Collected data
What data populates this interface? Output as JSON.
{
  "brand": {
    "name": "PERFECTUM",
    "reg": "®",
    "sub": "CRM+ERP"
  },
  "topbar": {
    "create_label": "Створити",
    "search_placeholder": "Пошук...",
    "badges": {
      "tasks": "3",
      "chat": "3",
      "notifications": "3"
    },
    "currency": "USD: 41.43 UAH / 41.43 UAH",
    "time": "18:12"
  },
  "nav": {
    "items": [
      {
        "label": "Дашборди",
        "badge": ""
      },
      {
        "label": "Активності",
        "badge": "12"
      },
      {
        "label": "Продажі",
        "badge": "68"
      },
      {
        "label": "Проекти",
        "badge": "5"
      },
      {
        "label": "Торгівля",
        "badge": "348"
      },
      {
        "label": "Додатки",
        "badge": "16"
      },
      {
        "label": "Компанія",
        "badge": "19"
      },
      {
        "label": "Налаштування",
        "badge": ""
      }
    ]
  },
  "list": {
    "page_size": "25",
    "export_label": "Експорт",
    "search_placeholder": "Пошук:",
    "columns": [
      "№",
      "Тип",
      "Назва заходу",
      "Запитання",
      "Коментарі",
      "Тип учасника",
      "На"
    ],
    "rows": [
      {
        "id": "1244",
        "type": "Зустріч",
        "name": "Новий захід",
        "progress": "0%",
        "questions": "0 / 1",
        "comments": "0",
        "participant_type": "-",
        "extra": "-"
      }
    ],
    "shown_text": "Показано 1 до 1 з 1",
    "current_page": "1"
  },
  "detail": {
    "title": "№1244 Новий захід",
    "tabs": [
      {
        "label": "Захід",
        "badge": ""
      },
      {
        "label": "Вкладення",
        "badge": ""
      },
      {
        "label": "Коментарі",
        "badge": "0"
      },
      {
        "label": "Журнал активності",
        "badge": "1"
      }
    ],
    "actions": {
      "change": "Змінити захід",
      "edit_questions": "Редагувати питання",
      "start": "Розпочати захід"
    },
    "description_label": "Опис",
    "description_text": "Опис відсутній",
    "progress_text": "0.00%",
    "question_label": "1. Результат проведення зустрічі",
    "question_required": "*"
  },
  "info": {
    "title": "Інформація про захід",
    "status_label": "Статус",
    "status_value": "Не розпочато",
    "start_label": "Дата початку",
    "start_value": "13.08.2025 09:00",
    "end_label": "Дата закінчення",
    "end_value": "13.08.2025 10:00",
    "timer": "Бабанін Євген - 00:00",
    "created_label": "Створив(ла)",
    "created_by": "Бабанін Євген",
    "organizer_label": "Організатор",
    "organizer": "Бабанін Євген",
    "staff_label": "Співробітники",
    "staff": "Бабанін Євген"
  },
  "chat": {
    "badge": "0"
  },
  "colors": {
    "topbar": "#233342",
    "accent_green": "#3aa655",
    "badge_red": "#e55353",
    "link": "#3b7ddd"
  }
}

What the exercise asks :: Print the whole listing exactly as it is.

Task response ::
What data populates this interface? Output as JSON.
{
  "brand": {
    "name": "PERFECTUM",
    "reg": "®",
    "sub": "CRM+ERP"
  },
  "topbar": {
    "create_label": "Створити",
    "search_placeholder": "Пошук...",
    "badges": {
      "tasks": "3",
      "chat": "3",
      "notifications": "3"
    },
    "currency": "USD: 41.43 UAH / 41.43 UAH",
    "time": "18:12"
  },
  "nav": {
    "items": [
      {
        "label": "Дашборди",
        "badge": ""
      },
      {
        "label": "Активності",
        "badge": "12"
      },
      {
        "label": "Продажі",
        "badge": "68"
      },
      {
        "label": "Проекти",
        "badge": "5"
      },
      {
        "label": "Торгівля",
        "badge": "348"
      },
      {
        "label": "Додатки",
        "badge": "16"
      },
      {
        "label": "Компанія",
        "badge": "19"
      },
      {
        "label": "Налаштування",
        "badge": ""
      }
    ]
  },
  "list": {
    "page_size": "25",
    "export_label": "Експорт",
    "search_placeholder": "Пошук:",
    "columns": [
      "№",
      "Тип",
      "Назва заходу",
      "Запитання",
      "Коментарі",
      "Тип учасника",
      "На"
    ],
    "rows": [
      {
        "id": "1244",
        "type": "Зустріч",
        "name": "Новий захід",
        "progress": "0%",
        "questions": "0 / 1",
        "comments": "0",
        "participant_type": "-",
        "extra": "-"
      }
    ],
    "shown_text": "Показано 1 до 1 з 1",
    "current_page": "1"
  },
  "detail": {
    "title": "№1244 Новий захід",
    "tabs": [
      {
        "label": "Захід",
        "badge": ""
      },
      {
        "label": "Вкладення",
        "badge": ""
      },
      {
        "label": "Коментарі",
        "badge": "0"
      },
      {
        "label": "Журнал активності",
        "badge": "1"
      }
    ],
    "actions": {
      "change": "Змінити захід",
      "edit_questions": "Редагувати питання",
      "start": "Розпочати захід"
    },
    "description_label": "Опис",
    "description_text": "Опис відсутній",
    "progress_text": "0.00%",
    "question_label": "1. Результат проведення зустрічі",
    "question_required": "*"
  },
  "info": {
    "title": "Інформація про захід",
    "status_label": "Статус",
    "status_value": "Не розпочато",
    "start_label": "Дата початку",
    "start_value": "13.08.2025 09:00",
    "end_label": "Дата закінчення",
    "end_value": "13.08.2025 10:00",
    "timer": "Бабанін Євген - 00:00",
    "created_label": "Створив(ла)",
    "created_by": "Бабанін Євген",
    "organizer_label": "Організатор",
    "organizer": "Бабанін Євген",
    "staff_label": "Співробітники",
    "staff": "Бабанін Євген"
  },
  "chat": {
    "badge": "0"
  },
  "colors": {
    "topbar": "#233342",
    "accent_green": "#3aa655",
    "badge_red": "#e55353",
    "link": "#3b7ddd"
  }
}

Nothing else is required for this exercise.